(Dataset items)
'''

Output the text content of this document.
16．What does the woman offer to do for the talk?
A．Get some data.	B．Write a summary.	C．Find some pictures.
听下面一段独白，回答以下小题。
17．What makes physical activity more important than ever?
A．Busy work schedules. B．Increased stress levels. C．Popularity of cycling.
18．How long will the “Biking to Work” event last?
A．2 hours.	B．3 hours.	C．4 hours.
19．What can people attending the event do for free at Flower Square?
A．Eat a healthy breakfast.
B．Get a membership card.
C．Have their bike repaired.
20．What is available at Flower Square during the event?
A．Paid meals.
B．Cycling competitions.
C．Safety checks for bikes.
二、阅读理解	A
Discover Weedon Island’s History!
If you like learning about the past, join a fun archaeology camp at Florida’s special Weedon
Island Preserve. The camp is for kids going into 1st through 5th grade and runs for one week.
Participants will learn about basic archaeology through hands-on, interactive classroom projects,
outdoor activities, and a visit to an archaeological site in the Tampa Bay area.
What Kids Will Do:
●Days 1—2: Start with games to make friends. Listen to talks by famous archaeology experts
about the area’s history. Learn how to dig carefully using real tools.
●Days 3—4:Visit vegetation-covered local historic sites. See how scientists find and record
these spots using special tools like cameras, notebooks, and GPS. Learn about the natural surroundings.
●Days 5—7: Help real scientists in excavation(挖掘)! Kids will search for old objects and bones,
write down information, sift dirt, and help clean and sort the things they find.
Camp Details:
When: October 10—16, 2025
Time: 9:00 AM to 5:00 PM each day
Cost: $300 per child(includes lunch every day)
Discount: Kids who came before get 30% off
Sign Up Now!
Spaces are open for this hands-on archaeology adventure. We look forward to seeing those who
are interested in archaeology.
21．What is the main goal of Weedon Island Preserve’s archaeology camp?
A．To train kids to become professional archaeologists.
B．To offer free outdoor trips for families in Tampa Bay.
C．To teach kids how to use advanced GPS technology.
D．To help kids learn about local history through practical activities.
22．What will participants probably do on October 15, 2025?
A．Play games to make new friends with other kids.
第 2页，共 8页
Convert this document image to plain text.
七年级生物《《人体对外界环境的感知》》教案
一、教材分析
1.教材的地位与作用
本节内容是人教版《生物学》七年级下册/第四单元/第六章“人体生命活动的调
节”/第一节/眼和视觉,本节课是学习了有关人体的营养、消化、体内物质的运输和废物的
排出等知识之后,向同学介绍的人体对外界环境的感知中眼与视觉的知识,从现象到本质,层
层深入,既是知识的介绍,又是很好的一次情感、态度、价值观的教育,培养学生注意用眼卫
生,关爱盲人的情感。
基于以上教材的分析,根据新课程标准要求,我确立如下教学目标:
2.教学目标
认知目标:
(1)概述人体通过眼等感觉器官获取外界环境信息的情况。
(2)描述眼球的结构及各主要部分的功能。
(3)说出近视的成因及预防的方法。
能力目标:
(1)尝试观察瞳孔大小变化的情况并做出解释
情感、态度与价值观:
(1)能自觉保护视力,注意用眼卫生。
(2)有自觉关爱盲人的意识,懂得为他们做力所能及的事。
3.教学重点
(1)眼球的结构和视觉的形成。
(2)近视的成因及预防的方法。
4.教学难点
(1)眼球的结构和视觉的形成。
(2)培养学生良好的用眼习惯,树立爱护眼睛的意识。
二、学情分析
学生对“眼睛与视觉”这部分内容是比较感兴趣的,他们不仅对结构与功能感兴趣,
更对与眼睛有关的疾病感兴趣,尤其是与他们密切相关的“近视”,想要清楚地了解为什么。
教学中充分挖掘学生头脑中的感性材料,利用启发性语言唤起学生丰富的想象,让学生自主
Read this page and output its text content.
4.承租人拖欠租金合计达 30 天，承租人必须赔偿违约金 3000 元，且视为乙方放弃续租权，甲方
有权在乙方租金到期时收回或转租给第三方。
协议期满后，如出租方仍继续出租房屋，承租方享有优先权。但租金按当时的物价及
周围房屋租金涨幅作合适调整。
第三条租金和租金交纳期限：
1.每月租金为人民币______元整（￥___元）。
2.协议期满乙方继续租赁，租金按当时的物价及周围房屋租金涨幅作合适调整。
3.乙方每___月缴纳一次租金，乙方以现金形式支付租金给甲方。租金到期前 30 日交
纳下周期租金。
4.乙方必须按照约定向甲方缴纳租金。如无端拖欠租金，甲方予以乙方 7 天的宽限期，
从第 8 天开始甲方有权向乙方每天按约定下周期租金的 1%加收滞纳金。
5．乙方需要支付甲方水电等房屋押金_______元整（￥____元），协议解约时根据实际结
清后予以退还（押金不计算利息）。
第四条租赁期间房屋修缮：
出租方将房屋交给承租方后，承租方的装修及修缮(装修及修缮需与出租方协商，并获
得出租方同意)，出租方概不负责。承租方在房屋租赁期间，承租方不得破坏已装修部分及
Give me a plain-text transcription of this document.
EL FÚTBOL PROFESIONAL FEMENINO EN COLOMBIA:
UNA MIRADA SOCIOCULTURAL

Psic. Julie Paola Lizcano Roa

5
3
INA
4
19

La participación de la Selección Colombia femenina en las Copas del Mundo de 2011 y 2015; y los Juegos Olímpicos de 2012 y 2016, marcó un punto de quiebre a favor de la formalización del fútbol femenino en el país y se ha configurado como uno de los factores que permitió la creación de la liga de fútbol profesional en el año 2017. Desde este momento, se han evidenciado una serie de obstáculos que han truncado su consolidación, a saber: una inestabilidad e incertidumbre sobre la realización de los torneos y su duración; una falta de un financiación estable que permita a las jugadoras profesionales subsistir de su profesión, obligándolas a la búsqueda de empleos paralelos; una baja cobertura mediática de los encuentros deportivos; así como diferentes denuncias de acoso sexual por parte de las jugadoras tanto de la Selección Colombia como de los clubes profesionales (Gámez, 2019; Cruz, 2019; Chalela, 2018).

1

'''

### GOAL OF THE EXERCISE
Find "Read this page and output its text content." in the data above, then repeat that line and all lines after it exactly, ending with the final line.

### ANSWER TO THIS TASK
Read this page and output its text content.
4.承租人拖欠租金合计达 30 天，承租人必须赔偿违约金 3000 元，且视为乙方放弃续租权，甲方
有权在乙方租金到期时收回或转租给第三方。
协议期满后，如出租方仍继续出租房屋，承租方享有优先权。但租金按当时的物价及
周围房屋租金涨幅作合适调整。
第三条租金和租金交纳期限：
1.每月租金为人民币______元整（￥___元）。
2.协议期满乙方继续租赁，租金按当时的物价及周围房屋租金涨幅作合适调整。
3.乙方每___月缴纳一次租金，乙方以现金形式支付租金给甲方。租金到期前 30 日交
纳下周期租金。
4.乙方必须按照约定向甲方缴纳租金。如无端拖欠租金，甲方予以乙方 7 天的宽限期，
从第 8 天开始甲方有权向乙方每天按约定下周期租金的 1%加收滞纳金。
5．乙方需要支付甲方水电等房屋押金_______元整（￥____元），协议解约时根据实际结
清后予以退还（押金不计算利息）。
第四条租赁期间房屋修缮：
出租方将房屋交给承租方后，承租方的装修及修缮(装修及修缮需与出租方协商，并获
得出租方同意)，出租方概不负责。承租方在房屋租赁期间，承租方不得破坏已装修部分及
Give me a plain-text transcription of this document.
EL FÚTBOL PROFESIONAL FEMENINO EN COLOMBIA:
UNA MIRADA SOCIOCULTURAL

Psic. Julie Paola Lizcano Roa

5
3
INA
4
19

La participación de la Selección Colombia femenina en las Copas del Mundo de 2011 y 2015; y los Juegos Olímpicos de 2012 y 2016, marcó un punto de quiebre a favor de la formalización del fútbol femenino en el país y se ha configurado como uno de los factores que permitió la creación de la liga de fútbol profesional en el año 2017. Desde este momento, se han evidenciado una serie de obstáculos que han truncado su consolidación, a saber: una inestabilidad e incertidumbre sobre la realización de los torneos y su duración; una falta de un financiación estable que permita a las jugadoras profesionales subsistir de su profesión, obligándolas a la búsqueda de empleos paralelos; una baja cobertura mediática de los encuentros deportivos; así como diferentes denuncias de acoso sexual por parte de las jugadoras tanto de la Selección Colombia como de los clubes profesionales (Gámez, 2019; Cruz, 2019; Chalela, 2018).

1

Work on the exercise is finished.